## Requirements
Give the total number of lines with the word "inscrito" in them, and no other words.

## Entries supplied

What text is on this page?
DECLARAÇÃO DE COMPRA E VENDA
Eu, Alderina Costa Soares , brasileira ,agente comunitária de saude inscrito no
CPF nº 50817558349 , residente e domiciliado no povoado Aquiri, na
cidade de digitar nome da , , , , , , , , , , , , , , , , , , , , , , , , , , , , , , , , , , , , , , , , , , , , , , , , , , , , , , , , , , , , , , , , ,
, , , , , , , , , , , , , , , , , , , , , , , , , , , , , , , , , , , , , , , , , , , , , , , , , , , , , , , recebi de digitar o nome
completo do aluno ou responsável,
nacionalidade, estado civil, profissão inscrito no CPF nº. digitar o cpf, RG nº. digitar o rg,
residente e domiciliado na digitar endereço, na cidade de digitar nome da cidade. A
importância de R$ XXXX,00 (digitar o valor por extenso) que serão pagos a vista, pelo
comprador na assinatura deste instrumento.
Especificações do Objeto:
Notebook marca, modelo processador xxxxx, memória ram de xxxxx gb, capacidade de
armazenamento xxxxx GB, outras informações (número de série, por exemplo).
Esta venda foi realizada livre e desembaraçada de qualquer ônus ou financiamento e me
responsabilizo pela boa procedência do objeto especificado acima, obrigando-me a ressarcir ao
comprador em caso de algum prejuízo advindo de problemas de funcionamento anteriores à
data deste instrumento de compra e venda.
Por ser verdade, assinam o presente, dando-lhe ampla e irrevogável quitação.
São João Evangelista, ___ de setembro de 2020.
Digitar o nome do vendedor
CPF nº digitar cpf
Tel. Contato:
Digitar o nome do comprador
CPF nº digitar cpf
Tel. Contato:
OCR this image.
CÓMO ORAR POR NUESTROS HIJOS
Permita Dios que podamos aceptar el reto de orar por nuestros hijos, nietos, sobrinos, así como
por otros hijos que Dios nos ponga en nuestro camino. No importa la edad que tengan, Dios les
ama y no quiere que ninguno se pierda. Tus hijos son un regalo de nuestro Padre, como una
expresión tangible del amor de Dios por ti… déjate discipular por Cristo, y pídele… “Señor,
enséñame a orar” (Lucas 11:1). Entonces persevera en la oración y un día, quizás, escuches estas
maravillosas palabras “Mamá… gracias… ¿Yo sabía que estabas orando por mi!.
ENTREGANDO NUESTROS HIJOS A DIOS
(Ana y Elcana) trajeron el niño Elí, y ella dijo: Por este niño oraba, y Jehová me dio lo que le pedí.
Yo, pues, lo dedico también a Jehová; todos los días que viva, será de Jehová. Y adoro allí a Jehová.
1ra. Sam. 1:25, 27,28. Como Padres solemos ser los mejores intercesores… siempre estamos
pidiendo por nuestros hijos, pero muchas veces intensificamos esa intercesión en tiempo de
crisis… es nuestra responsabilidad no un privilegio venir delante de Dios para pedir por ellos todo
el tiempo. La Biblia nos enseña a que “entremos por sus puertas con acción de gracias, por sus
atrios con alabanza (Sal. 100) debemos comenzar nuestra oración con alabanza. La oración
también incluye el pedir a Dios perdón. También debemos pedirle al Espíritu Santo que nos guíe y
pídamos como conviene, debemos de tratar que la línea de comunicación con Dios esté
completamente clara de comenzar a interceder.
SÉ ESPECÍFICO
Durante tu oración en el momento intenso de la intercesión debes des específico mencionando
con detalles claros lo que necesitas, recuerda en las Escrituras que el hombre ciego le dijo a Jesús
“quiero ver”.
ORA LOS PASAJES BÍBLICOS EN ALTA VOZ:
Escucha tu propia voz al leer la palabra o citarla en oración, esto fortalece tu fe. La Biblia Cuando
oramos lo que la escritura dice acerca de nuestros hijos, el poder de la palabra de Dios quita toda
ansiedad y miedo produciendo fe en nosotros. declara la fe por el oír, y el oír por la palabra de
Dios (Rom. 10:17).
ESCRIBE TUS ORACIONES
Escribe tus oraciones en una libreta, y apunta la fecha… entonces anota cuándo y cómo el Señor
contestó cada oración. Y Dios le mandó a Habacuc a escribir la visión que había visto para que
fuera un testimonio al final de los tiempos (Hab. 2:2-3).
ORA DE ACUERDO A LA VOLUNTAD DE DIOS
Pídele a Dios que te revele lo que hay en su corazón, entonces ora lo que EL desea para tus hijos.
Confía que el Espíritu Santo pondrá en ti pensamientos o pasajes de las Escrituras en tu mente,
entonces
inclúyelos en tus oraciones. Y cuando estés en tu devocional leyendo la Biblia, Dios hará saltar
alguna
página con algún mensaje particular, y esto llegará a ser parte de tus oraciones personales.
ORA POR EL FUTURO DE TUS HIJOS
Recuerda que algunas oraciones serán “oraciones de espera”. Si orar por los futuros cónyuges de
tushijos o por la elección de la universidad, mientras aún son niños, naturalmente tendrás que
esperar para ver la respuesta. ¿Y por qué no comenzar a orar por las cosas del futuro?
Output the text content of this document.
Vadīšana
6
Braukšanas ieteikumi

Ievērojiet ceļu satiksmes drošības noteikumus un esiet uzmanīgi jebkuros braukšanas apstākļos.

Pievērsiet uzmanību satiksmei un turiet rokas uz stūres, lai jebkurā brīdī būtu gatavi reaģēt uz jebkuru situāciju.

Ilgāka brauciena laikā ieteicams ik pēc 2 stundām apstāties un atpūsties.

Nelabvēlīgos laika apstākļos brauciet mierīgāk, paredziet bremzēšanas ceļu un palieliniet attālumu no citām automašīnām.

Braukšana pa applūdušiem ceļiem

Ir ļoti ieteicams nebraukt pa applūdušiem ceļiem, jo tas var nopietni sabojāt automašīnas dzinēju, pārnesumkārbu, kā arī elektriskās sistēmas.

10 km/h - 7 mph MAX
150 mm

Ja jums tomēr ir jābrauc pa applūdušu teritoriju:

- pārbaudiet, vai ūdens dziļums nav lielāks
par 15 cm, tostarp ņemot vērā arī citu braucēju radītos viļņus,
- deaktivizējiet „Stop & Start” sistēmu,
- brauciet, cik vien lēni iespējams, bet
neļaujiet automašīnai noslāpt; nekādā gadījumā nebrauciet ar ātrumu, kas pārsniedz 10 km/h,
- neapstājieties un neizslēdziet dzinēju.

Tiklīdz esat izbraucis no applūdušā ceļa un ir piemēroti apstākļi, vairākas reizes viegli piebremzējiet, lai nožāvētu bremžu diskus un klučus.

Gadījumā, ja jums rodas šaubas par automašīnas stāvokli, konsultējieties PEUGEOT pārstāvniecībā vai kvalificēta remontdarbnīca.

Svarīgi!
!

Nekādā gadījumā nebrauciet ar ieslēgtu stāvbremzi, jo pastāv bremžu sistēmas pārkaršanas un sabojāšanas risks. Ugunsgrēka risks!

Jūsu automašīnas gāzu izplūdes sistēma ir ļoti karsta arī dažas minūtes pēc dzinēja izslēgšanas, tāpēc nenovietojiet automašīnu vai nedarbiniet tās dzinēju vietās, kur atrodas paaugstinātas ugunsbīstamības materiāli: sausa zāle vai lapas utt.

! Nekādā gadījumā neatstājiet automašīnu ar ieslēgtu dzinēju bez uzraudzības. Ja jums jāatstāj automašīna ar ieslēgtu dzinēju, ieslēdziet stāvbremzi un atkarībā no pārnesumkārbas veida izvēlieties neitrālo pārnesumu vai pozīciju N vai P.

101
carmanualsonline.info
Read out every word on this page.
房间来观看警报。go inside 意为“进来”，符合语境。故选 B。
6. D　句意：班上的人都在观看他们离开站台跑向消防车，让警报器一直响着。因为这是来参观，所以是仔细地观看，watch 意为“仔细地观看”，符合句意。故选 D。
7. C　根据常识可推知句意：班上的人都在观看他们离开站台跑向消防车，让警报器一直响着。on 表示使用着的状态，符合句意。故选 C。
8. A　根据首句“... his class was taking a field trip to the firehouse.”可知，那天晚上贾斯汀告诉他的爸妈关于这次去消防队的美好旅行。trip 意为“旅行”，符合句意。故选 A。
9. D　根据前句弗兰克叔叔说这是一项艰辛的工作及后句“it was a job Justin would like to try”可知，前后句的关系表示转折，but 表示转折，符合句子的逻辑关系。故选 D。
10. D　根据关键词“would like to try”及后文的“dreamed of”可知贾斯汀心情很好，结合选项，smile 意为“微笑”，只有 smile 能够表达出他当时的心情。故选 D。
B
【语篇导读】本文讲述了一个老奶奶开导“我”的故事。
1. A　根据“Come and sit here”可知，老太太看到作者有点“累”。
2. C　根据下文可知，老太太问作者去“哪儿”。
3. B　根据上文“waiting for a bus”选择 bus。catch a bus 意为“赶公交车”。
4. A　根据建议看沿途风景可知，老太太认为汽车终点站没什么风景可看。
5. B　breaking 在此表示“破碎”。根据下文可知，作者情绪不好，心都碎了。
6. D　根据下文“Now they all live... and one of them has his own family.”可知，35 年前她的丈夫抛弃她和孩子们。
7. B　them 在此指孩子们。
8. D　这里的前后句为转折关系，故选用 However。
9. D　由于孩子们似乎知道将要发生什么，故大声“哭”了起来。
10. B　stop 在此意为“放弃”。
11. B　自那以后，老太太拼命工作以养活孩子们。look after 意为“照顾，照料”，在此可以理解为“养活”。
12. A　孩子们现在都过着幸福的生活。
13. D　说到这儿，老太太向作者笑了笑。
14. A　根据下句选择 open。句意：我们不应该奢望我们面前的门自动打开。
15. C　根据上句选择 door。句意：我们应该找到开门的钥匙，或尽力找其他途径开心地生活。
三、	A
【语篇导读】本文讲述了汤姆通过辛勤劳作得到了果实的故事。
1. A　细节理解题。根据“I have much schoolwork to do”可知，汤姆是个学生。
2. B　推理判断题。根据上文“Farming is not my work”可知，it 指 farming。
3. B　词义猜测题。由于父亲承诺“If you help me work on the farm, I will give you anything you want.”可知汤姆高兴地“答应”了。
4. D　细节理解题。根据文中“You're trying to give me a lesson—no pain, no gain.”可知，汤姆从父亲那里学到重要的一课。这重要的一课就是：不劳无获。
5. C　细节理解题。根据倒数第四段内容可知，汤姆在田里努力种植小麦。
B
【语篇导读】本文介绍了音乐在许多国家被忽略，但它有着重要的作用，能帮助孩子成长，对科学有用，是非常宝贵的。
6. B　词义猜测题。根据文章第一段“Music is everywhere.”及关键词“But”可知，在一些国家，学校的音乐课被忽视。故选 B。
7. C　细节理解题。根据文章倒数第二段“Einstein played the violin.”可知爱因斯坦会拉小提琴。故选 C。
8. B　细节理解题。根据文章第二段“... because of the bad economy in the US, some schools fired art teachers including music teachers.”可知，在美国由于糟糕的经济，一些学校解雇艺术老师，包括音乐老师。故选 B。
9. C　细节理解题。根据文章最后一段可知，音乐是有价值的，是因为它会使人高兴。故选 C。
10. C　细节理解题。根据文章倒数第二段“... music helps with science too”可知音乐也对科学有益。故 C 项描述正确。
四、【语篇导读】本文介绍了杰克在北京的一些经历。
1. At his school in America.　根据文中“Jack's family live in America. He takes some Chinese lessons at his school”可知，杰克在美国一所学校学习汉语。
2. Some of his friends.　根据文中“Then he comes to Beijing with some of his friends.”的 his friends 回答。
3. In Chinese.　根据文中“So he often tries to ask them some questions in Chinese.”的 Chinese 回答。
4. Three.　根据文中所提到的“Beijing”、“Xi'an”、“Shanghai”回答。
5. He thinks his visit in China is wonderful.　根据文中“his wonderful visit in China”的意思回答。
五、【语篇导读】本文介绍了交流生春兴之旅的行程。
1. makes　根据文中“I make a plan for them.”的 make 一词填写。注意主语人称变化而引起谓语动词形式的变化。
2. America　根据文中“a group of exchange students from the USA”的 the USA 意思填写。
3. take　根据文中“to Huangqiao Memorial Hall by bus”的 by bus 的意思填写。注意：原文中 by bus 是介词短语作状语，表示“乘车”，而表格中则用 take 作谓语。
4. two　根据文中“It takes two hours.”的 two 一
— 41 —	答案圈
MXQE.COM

## Result of the exercise
2